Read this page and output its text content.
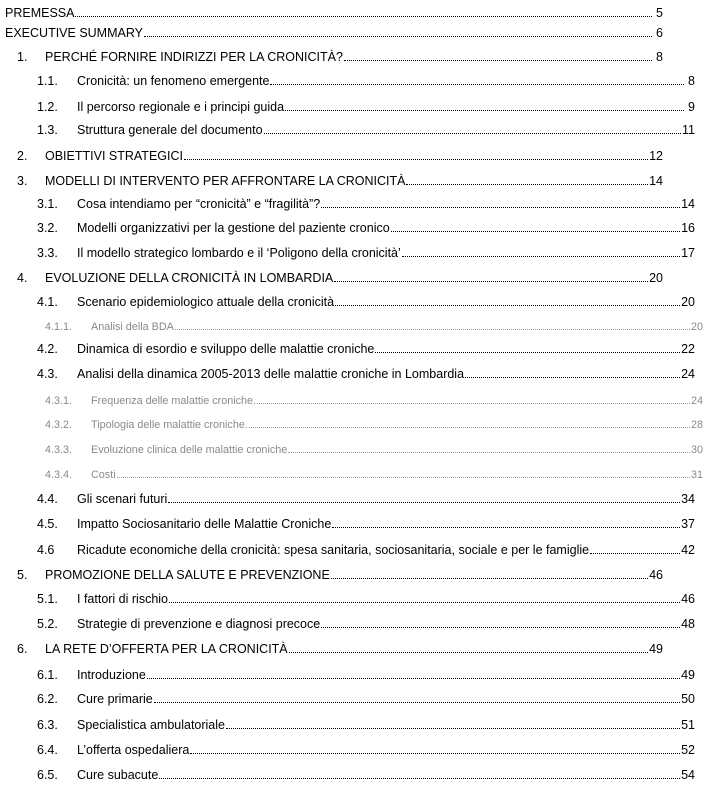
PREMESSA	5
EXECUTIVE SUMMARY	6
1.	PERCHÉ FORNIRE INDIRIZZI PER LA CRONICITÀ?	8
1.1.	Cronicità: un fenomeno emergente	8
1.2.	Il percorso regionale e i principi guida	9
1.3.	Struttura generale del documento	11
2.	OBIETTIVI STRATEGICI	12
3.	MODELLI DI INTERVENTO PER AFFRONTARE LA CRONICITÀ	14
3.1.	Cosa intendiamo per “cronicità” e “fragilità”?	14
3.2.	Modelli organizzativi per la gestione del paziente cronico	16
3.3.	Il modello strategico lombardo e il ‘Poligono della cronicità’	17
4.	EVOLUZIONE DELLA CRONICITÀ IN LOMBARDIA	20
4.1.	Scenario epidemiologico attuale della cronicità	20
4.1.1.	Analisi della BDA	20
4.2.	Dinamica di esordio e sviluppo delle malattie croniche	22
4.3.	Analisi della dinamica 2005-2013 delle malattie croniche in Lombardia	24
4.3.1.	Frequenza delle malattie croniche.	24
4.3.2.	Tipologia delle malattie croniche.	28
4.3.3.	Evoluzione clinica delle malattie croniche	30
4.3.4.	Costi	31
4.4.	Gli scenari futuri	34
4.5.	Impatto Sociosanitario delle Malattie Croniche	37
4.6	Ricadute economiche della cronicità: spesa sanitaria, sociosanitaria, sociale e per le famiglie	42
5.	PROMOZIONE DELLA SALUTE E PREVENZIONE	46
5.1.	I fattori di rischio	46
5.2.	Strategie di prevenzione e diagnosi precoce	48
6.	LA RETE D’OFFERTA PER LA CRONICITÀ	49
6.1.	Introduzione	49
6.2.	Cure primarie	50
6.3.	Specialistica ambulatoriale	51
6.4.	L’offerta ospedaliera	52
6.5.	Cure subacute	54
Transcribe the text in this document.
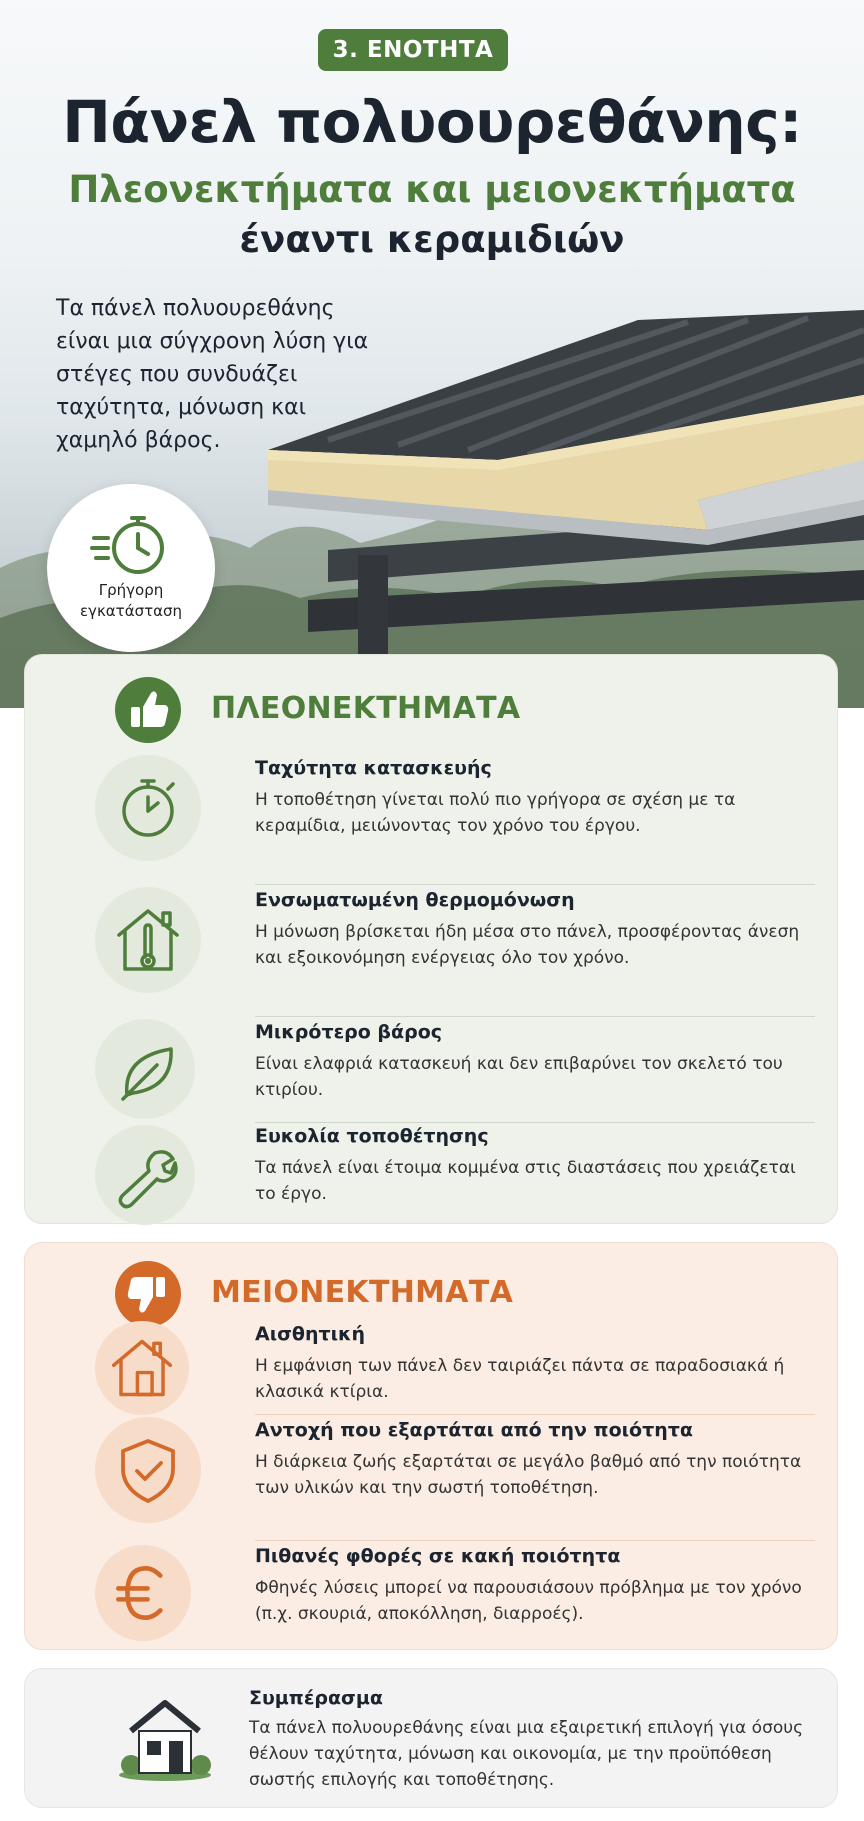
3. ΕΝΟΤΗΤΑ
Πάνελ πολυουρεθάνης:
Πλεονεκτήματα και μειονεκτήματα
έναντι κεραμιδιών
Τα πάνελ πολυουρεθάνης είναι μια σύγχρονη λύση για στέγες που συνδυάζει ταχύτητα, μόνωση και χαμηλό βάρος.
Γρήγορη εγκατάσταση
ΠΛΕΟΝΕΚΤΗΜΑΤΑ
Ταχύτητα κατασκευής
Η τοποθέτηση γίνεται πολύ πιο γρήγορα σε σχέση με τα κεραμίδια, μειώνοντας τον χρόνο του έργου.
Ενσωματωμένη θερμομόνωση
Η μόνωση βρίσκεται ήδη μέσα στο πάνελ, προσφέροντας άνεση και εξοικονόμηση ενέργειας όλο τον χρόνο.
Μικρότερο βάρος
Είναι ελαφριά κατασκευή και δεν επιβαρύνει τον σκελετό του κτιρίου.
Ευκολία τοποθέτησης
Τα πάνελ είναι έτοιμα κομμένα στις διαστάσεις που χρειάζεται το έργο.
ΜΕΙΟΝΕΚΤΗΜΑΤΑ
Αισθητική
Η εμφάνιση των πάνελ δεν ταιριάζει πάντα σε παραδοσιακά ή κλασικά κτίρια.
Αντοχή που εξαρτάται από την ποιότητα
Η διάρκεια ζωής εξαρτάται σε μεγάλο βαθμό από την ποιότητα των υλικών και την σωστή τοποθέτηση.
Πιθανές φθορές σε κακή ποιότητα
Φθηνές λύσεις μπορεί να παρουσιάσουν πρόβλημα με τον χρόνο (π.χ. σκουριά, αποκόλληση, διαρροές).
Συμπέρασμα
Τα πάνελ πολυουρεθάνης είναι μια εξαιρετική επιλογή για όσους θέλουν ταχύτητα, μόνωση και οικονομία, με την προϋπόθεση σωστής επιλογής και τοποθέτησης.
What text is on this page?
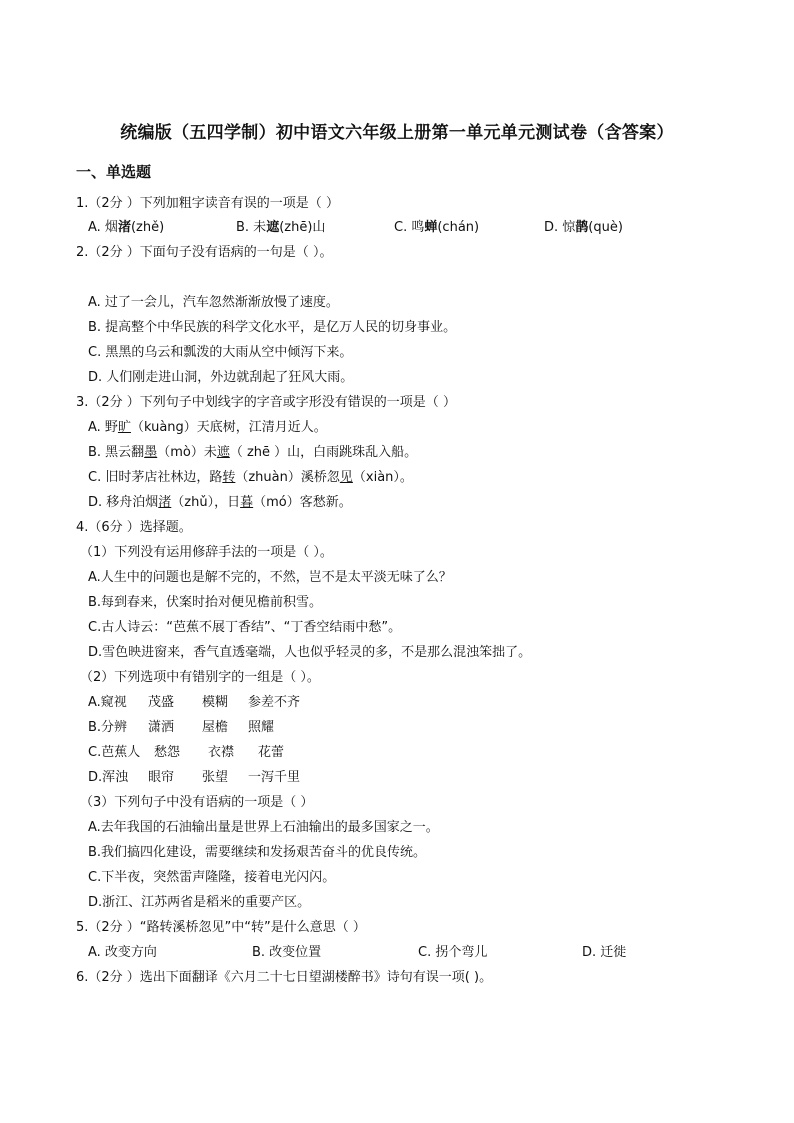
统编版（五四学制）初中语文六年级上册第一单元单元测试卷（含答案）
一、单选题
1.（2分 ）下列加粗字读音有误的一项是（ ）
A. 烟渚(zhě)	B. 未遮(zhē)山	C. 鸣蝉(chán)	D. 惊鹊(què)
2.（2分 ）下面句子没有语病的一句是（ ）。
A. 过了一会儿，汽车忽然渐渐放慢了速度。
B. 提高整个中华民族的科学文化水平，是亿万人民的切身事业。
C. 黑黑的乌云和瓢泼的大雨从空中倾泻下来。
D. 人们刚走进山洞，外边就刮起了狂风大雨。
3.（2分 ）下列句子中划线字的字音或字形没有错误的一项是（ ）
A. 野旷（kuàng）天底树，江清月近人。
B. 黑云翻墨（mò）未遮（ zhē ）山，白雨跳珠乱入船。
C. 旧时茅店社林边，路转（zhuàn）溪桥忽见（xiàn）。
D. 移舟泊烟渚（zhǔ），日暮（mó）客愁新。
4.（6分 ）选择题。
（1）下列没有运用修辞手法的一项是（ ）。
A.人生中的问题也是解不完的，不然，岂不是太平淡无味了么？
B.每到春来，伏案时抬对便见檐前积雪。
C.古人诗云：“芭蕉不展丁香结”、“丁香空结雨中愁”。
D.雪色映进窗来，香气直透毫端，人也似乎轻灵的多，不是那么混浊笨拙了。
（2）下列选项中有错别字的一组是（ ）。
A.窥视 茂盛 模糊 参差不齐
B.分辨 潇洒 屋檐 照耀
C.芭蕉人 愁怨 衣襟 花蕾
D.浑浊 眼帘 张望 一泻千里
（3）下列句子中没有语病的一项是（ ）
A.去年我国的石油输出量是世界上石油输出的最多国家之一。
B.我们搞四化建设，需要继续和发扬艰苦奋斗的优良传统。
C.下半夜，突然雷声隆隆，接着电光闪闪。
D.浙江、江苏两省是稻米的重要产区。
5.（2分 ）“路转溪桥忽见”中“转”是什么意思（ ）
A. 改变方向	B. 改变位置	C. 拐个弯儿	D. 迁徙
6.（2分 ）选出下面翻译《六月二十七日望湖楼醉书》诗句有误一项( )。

☆ ☆ ☆

▸ **GOAL**
Only lines with "Cure" are wanted here; list each of them.

▸ **TASK SOLUTION**
6.2.	Cure primarie	50
6.5.	Cure subacute	54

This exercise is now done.